GOAL OF THE EXERCISE: Look through the records below, and copy out every line that holds the string "document".

ENTRIES PROVIDED:

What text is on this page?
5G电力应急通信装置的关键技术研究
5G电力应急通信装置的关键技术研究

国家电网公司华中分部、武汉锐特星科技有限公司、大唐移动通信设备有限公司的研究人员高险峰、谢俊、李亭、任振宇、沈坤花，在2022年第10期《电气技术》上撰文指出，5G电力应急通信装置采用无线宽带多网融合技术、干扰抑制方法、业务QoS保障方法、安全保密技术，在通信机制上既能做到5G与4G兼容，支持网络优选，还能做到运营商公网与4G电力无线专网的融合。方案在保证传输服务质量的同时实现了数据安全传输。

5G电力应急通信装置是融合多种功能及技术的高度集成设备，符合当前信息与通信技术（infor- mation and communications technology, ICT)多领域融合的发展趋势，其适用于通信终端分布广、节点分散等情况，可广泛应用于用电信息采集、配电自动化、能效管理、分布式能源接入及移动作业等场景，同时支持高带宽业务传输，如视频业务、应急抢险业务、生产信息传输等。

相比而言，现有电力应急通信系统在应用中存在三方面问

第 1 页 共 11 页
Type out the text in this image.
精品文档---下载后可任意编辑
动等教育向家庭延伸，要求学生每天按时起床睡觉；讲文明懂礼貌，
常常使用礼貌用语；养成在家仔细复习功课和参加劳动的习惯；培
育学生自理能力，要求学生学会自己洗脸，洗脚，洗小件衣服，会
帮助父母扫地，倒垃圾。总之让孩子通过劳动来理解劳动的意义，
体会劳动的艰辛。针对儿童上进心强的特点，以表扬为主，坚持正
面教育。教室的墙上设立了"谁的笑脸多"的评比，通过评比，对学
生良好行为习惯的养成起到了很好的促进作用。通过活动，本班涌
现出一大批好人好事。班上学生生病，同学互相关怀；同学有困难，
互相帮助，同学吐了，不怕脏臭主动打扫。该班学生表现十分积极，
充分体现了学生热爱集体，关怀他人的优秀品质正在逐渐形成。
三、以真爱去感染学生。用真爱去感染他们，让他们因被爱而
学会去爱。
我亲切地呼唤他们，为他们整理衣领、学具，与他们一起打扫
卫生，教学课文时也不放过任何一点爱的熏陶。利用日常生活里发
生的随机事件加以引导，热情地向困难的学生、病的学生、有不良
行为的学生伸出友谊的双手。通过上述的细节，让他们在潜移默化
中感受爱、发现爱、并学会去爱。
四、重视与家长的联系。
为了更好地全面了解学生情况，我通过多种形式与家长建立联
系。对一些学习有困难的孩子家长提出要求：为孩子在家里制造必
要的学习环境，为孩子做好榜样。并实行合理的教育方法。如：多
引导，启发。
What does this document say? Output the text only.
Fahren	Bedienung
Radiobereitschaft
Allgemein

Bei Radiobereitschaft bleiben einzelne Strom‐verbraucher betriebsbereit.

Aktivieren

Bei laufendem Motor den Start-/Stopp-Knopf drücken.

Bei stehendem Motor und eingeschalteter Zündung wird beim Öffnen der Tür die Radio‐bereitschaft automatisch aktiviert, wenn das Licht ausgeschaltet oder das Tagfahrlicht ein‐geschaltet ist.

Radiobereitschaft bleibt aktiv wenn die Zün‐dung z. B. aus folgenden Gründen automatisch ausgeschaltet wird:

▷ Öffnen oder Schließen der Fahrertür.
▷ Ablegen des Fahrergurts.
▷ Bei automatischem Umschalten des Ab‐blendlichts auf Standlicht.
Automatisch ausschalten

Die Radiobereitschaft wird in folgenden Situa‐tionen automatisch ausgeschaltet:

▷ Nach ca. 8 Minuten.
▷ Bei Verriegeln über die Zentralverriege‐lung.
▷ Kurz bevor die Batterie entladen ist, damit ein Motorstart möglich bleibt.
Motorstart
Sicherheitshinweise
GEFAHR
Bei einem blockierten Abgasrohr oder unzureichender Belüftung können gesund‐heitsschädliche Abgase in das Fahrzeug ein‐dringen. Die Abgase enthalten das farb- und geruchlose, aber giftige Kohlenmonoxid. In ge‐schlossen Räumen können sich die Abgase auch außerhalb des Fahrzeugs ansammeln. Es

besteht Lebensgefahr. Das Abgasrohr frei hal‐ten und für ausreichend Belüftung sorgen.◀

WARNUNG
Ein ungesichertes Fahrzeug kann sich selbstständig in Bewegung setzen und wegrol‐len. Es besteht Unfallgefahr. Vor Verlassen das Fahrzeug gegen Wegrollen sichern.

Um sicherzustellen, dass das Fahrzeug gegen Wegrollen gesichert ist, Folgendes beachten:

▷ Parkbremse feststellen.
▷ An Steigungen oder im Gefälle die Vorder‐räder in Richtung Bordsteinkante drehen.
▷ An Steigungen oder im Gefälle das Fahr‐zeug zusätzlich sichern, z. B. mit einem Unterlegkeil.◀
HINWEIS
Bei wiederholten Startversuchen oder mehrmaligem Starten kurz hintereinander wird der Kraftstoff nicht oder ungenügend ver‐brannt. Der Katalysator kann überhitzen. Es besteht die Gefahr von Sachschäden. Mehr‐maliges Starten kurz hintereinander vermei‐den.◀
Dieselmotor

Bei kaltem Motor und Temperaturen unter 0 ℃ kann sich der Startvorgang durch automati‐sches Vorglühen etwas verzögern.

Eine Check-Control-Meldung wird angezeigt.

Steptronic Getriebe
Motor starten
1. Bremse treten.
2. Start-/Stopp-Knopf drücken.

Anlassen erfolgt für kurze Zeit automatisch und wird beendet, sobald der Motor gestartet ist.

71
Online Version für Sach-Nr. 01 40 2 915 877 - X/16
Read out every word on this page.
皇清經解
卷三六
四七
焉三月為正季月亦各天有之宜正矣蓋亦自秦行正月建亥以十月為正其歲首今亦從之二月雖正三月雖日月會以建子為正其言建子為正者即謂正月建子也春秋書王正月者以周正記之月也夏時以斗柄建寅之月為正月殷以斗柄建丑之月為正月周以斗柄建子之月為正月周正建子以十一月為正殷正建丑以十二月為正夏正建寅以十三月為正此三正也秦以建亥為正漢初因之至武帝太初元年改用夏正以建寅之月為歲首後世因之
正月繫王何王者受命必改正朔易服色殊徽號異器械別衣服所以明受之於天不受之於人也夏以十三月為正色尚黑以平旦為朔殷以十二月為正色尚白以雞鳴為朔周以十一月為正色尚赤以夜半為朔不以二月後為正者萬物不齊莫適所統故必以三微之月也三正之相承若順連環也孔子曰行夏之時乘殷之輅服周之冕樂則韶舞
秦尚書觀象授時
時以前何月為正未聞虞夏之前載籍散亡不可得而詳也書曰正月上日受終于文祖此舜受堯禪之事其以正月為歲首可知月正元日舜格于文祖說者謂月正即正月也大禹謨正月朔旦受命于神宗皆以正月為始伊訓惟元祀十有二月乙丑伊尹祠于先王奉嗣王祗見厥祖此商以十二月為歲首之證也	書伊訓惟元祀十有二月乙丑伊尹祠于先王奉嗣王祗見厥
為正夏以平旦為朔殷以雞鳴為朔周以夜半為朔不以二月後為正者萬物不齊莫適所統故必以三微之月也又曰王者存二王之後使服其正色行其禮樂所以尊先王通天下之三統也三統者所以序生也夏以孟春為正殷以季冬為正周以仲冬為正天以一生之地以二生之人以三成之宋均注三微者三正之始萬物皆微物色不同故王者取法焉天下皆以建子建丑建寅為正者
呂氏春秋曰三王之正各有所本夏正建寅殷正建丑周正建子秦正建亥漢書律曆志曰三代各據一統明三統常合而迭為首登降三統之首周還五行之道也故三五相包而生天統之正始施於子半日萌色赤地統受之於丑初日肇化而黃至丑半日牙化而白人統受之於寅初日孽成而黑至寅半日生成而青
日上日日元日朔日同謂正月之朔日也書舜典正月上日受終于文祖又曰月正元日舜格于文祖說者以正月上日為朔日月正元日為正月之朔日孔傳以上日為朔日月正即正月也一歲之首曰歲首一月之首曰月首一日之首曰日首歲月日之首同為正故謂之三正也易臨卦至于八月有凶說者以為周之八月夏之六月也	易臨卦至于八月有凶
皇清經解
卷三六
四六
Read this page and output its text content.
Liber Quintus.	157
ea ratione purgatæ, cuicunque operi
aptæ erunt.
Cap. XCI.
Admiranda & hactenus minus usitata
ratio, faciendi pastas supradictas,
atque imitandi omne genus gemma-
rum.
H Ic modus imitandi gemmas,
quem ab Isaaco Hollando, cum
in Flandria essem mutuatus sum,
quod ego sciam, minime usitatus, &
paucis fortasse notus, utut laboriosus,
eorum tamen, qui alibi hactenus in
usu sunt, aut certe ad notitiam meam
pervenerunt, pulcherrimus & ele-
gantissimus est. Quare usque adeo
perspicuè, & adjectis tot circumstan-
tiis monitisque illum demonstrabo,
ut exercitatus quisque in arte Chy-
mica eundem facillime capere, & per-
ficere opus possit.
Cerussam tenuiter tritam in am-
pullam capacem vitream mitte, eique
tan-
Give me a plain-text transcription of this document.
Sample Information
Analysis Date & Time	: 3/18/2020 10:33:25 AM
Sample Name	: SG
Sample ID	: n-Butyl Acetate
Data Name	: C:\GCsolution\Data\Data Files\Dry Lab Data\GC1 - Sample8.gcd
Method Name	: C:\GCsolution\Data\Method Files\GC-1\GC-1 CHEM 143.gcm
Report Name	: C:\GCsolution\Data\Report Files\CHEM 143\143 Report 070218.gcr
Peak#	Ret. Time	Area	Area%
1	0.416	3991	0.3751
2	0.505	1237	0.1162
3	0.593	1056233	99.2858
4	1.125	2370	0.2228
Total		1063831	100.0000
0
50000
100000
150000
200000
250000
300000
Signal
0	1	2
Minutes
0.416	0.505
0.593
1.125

WRITTEN REPLY:
What does this document say? Output the text only.
Give me a plain-text transcription of this document.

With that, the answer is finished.